### Extracted records
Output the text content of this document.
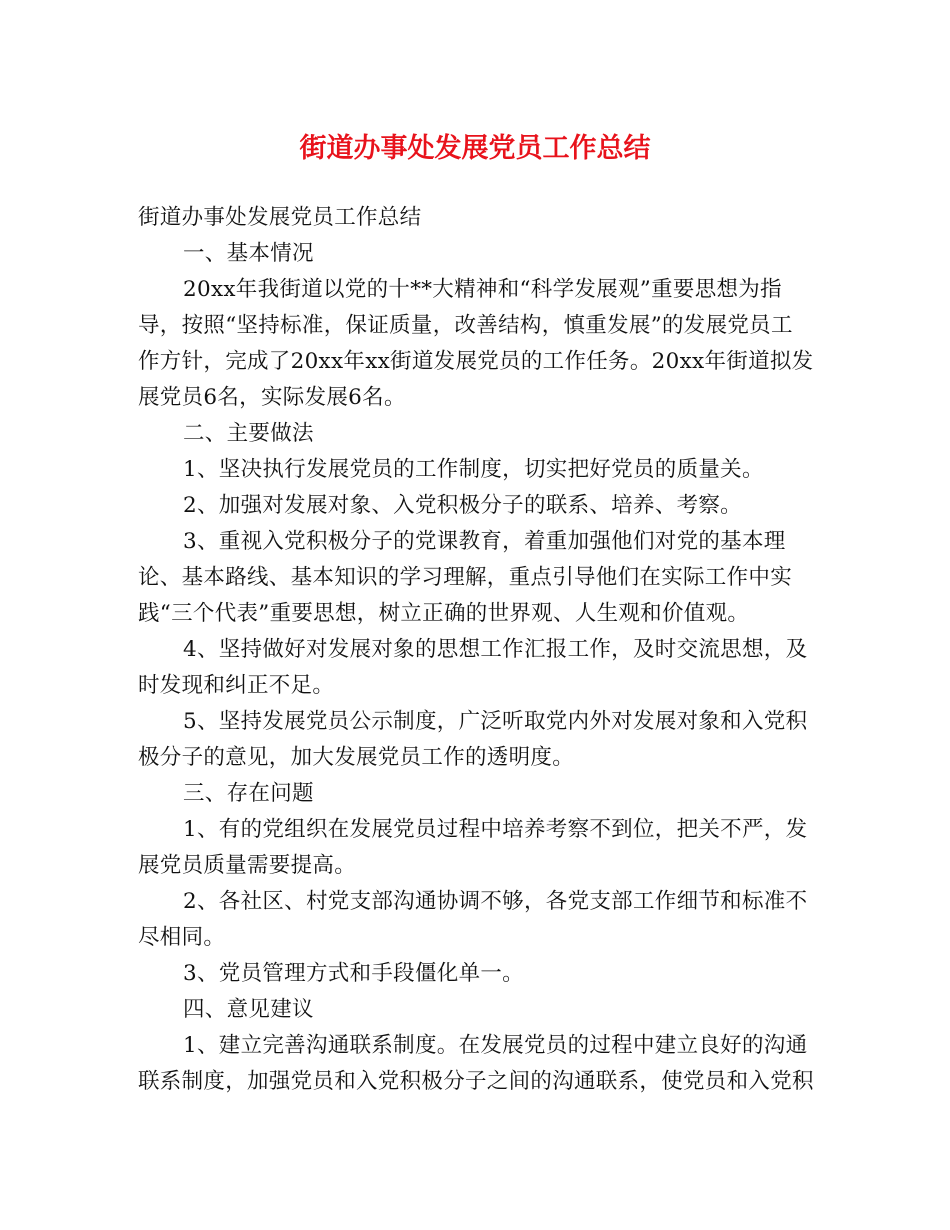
街道办事处发展党员工作总结

街道办事处发展党员工作总结

一、基本情况

20xx年我街道以党的十**大精神和“科学发展观”重要思想为指导，按照“坚持标准，保证质量，改善结构，慎重发展”的发展党员工作方针，完成了20xx年xx街道发展党员的工作任务。20xx年街道拟发展党员6名，实际发展6名。

二、主要做法

1、坚决执行发展党员的工作制度，切实把好党员的质量关。

2、加强对发展对象、入党积极分子的联系、培养、考察。

3、重视入党积极分子的党课教育，着重加强他们对党的基本理论、基本路线、基本知识的学习理解，重点引导他们在实际工作中实践“三个代表”重要思想，树立正确的世界观、人生观和价值观。

4、坚持做好对发展对象的思想工作汇报工作，及时交流思想，及时发现和纠正不足。

5、坚持发展党员公示制度，广泛听取党内外对发展对象和入党积极分子的意见，加大发展党员工作的透明度。

三、存在问题

1、有的党组织在发展党员过程中培养考察不到位，把关不严，发展党员质量需要提高。

2、各社区、村党支部沟通协调不够，各党支部工作细节和标准不尽相同。

3、党员管理方式和手段僵化单一。

四、意见建议

1、建立完善沟通联系制度。在发展党员的过程中建立良好的沟通联系制度，加强党员和入党积极分子之间的沟通联系，使党员和入党积
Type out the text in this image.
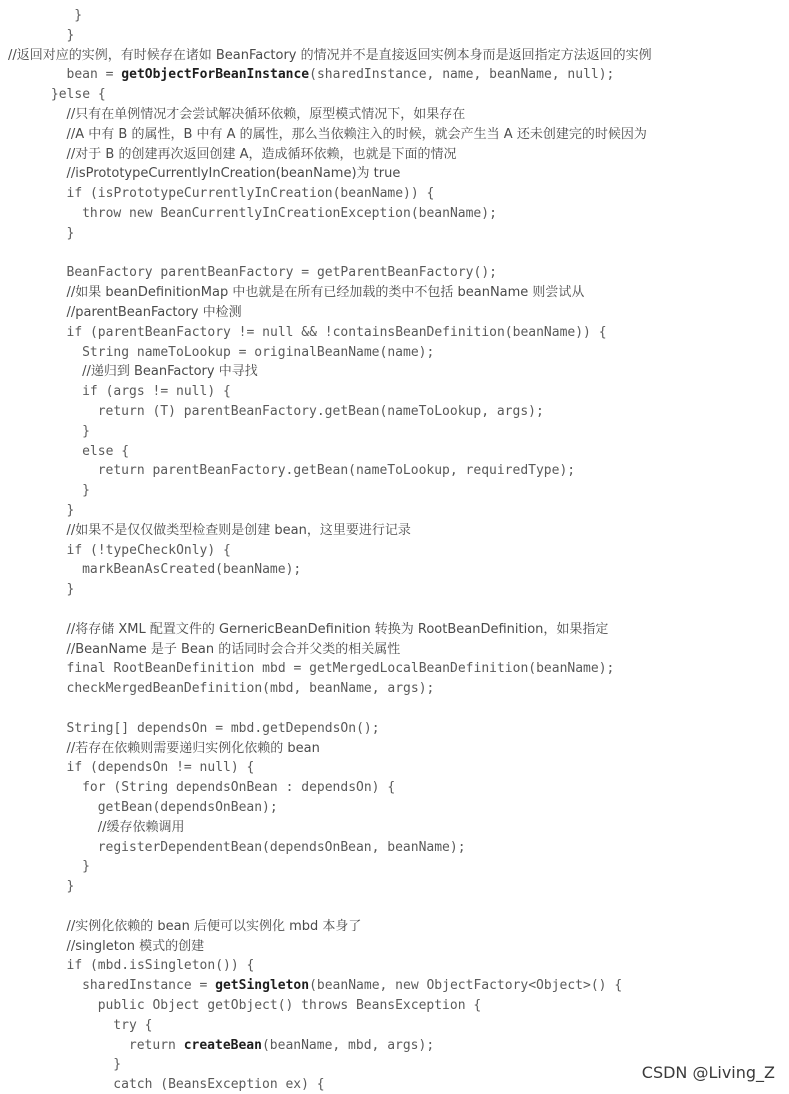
}
}
//返回对应的实例，有时候存在诸如 BeanFactory 的情况并不是直接返回实例本身而是返回指定方法返回的实例
bean = getObjectForBeanInstance(sharedInstance, name, beanName, null);
}else {
//只有在单例情况才会尝试解决循环依赖，原型模式情况下，如果存在
//A 中有 B 的属性，B 中有 A 的属性，那么当依赖注入的时候，就会产生当 A 还未创建完的时候因为
//对于 B 的创建再次返回创建 A，造成循环依赖，也就是下面的情况
//isPrototypeCurrentlyInCreation(beanName)为 true
if (isPrototypeCurrentlyInCreation(beanName)) {
throw new BeanCurrentlyInCreationException(beanName);
}
BeanFactory parentBeanFactory = getParentBeanFactory();
//如果 beanDefinitionMap 中也就是在所有已经加载的类中不包括 beanName 则尝试从
//parentBeanFactory 中检测
if (parentBeanFactory != null && !containsBeanDefinition(beanName)) {
String nameToLookup = originalBeanName(name);
//递归到 BeanFactory 中寻找
if (args != null) {
return (T) parentBeanFactory.getBean(nameToLookup, args);
}
else {
return parentBeanFactory.getBean(nameToLookup, requiredType);
}
}
//如果不是仅仅做类型检查则是创建 bean，这里要进行记录
if (!typeCheckOnly) {
markBeanAsCreated(beanName);
}
//将存储 XML 配置文件的 GernericBeanDefinition 转换为 RootBeanDefinition，如果指定
//BeanName 是子 Bean 的话同时会合并父类的相关属性
final RootBeanDefinition mbd = getMergedLocalBeanDefinition(beanName);
checkMergedBeanDefinition(mbd, beanName, args);
String[] dependsOn = mbd.getDependsOn();
//若存在依赖则需要递归实例化依赖的 bean
if (dependsOn != null) {
for (String dependsOnBean : dependsOn) {
getBean(dependsOnBean);
//缓存依赖调用
registerDependentBean(dependsOnBean, beanName);
}
}
//实例化依赖的 bean 后便可以实例化 mbd 本身了
//singleton 模式的创建
if (mbd.isSingleton()) {
sharedInstance = getSingleton(beanName, new ObjectFactory<Object>() {
public Object getObject() throws BeansException {
try {
return createBean(beanName, mbd, args);
}
catch (BeansException ex) {
CSDN @Living_Z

### Work to do
Copy every line of the listing where the word "args" appears.

### Response
if (args != null) {
return (T) parentBeanFactory.getBean(nameToLookup, args);
checkMergedBeanDefinition(mbd, beanName, args);
return createBean(beanName, mbd, args);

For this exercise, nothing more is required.